#### Work to complete
Type the records out again in full, exactly.

####

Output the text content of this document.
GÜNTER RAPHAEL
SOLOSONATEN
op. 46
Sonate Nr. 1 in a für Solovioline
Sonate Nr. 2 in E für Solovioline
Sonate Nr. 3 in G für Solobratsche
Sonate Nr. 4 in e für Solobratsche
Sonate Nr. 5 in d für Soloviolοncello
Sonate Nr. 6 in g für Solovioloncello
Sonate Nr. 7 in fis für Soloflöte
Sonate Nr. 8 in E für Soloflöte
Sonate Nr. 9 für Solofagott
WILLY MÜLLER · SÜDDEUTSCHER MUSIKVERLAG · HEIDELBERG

####

#### Solution for this exercise
Output the text content of this document.
GÜNTER RAPHAEL
SOLOSONATEN
op. 46
Sonate Nr. 1 in a für Solovioline
Sonate Nr. 2 in E für Solovioline
Sonate Nr. 3 in G für Solobratsche
Sonate Nr. 4 in e für Solobratsche
Sonate Nr. 5 in d für Soloviolοncello
Sonate Nr. 6 in g für Solovioloncello
Sonate Nr. 7 in fis für Soloflöte
Sonate Nr. 8 in E für Soloflöte
Sonate Nr. 9 für Solofagott
WILLY MÜLLER · SÜDDEUTSCHER MUSIKVERLAG · HEIDELBERG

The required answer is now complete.